## INSTRUCTIONS FOR THE TASK
Pictures do not belong in the copy; transcribe everything else in the records exactly.
»»
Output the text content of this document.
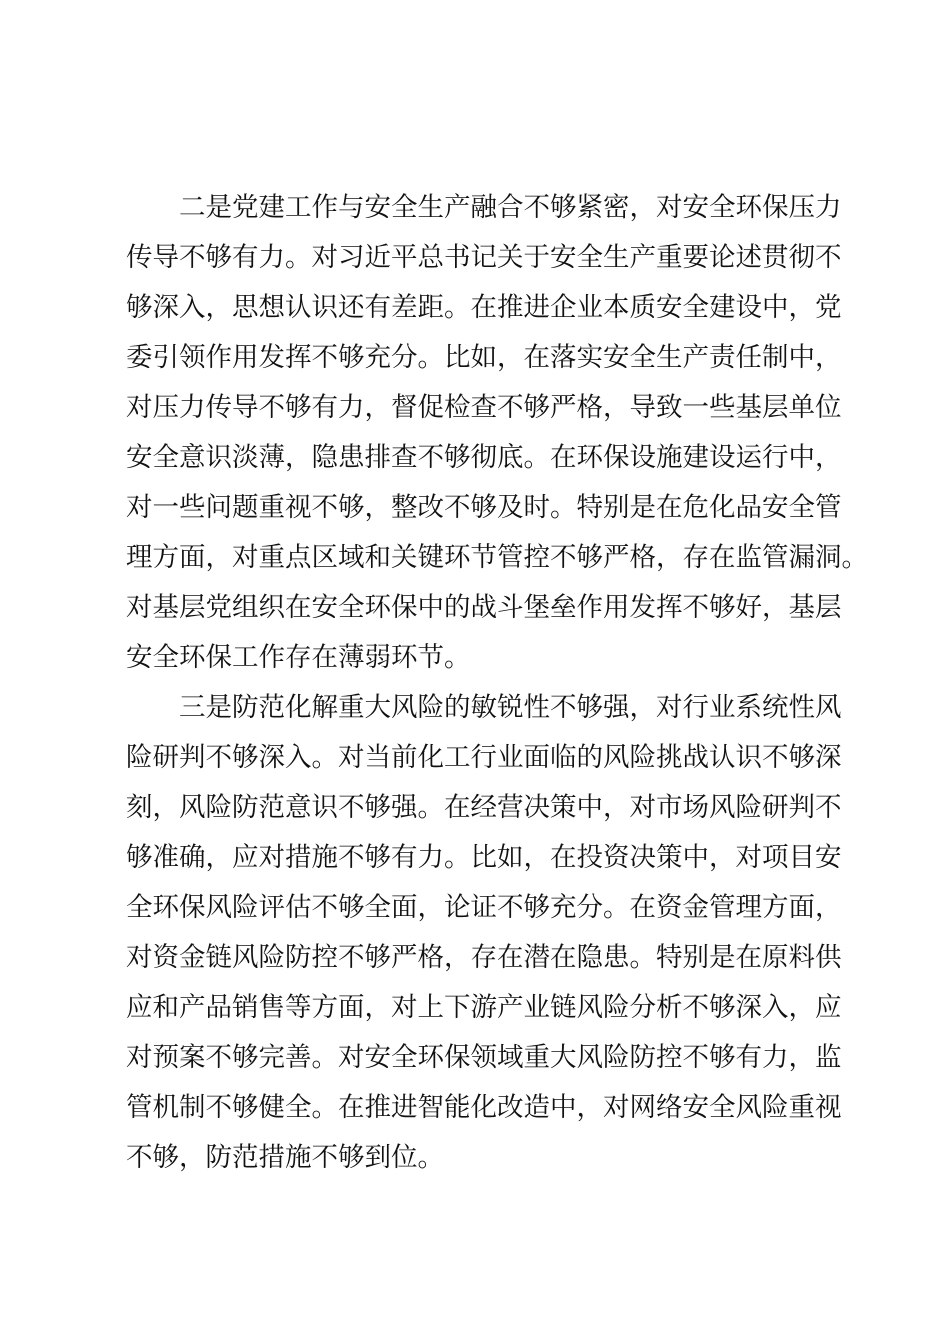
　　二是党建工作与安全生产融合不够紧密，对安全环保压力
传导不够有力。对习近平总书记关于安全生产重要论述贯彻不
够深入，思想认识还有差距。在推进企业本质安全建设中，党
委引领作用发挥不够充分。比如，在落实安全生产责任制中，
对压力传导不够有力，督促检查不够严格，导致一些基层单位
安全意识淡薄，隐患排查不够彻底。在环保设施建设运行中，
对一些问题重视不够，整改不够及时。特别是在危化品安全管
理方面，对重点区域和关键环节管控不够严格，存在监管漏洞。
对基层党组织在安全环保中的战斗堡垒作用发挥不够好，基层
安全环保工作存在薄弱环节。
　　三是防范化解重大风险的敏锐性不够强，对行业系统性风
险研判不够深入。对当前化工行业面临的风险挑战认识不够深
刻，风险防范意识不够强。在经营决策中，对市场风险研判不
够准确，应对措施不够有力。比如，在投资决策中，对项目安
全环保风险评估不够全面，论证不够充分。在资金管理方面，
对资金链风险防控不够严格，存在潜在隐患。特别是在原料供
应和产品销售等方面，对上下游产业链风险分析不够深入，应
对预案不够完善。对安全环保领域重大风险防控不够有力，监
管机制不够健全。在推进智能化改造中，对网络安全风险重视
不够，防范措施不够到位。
««
## SOLUTION
Output the text content of this document.
　　二是党建工作与安全生产融合不够紧密，对安全环保压力
传导不够有力。对习近平总书记关于安全生产重要论述贯彻不
够深入，思想认识还有差距。在推进企业本质安全建设中，党
委引领作用发挥不够充分。比如，在落实安全生产责任制中，
对压力传导不够有力，督促检查不够严格，导致一些基层单位
安全意识淡薄，隐患排查不够彻底。在环保设施建设运行中，
对一些问题重视不够，整改不够及时。特别是在危化品安全管
理方面，对重点区域和关键环节管控不够严格，存在监管漏洞。
对基层党组织在安全环保中的战斗堡垒作用发挥不够好，基层
安全环保工作存在薄弱环节。
　　三是防范化解重大风险的敏锐性不够强，对行业系统性风
险研判不够深入。对当前化工行业面临的风险挑战认识不够深
刻，风险防范意识不够强。在经营决策中，对市场风险研判不
够准确，应对措施不够有力。比如，在投资决策中，对项目安
全环保风险评估不够全面，论证不够充分。在资金管理方面，
对资金链风险防控不够严格，存在潜在隐患。特别是在原料供
应和产品销售等方面，对上下游产业链风险分析不够深入，应
对预案不够完善。对安全环保领域重大风险防控不够有力，监
管机制不够健全。在推进智能化改造中，对网络安全风险重视
不够，防范措施不够到位。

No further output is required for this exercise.